>> start Input data

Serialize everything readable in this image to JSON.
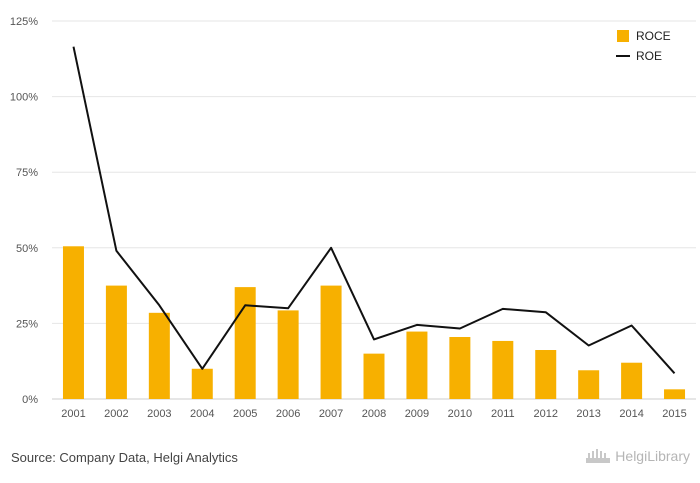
{
  "chart_data": {
    "type": "bar+line",
    "categories": [
      "2001",
      "2002",
      "2003",
      "2004",
      "2005",
      "2006",
      "2007",
      "2008",
      "2009",
      "2010",
      "2011",
      "2012",
      "2013",
      "2014",
      "2015"
    ],
    "series": [
      {
        "name": "ROCE",
        "type": "bar",
        "color": "#F7B000",
        "values": [
          50.5,
          37.5,
          28.5,
          10.0,
          37.0,
          29.3,
          37.5,
          15.0,
          22.3,
          20.5,
          19.2,
          16.2,
          9.5,
          12.0,
          3.2
        ]
      },
      {
        "name": "ROE",
        "type": "line",
        "color": "#111111",
        "values": [
          116.5,
          49.0,
          31.0,
          10.0,
          31.0,
          30.0,
          50.0,
          19.7,
          24.5,
          23.3,
          29.8,
          28.7,
          17.7,
          24.3,
          8.5
        ]
      }
    ],
    "yticks": [
      "0%",
      "25%",
      "50%",
      "75%",
      "100%",
      "125%"
    ],
    "ylim": [
      0,
      125
    ],
    "grid": true,
    "legend_position": "top-right"
  },
  "footer": {
    "source": "Source: Company Data, Helgi Analytics",
    "logo_text": "HelgiLibrary"
  }
}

>> end Input data

Exercise prompt: Copy out the entries verbatim and leave the images out.

Result of the exercise:
Serialize everything readable in this image to JSON.
{
  "chart_data": {
    "type": "bar+line",
    "categories": [
      "2001",
      "2002",
      "2003",
      "2004",
      "2005",
      "2006",
      "2007",
      "2008",
      "2009",
      "2010",
      "2011",
      "2012",
      "2013",
      "2014",
      "2015"
    ],
    "series": [
      {
        "name": "ROCE",
        "type": "bar",
        "color": "#F7B000",
        "values": [
          50.5,
          37.5,
          28.5,
          10.0,
          37.0,
          29.3,
          37.5,
          15.0,
          22.3,
          20.5,
          19.2,
          16.2,
          9.5,
          12.0,
          3.2
        ]
      },
      {
        "name": "ROE",
        "type": "line",
        "color": "#111111",
        "values": [
          116.5,
          49.0,
          31.0,
          10.0,
          31.0,
          30.0,
          50.0,
          19.7,
          24.5,
          23.3,
          29.8,
          28.7,
          17.7,
          24.3,
          8.5
        ]
      }
    ],
    "yticks": [
      "0%",
      "25%",
      "50%",
      "75%",
      "100%",
      "125%"
    ],
    "ylim": [
      0,
      125
    ],
    "grid": true,
    "legend_position": "top-right"
  },
  "footer": {
    "source": "Source: Company Data, Helgi Analytics",
    "logo_text": "HelgiLibrary"
  }
}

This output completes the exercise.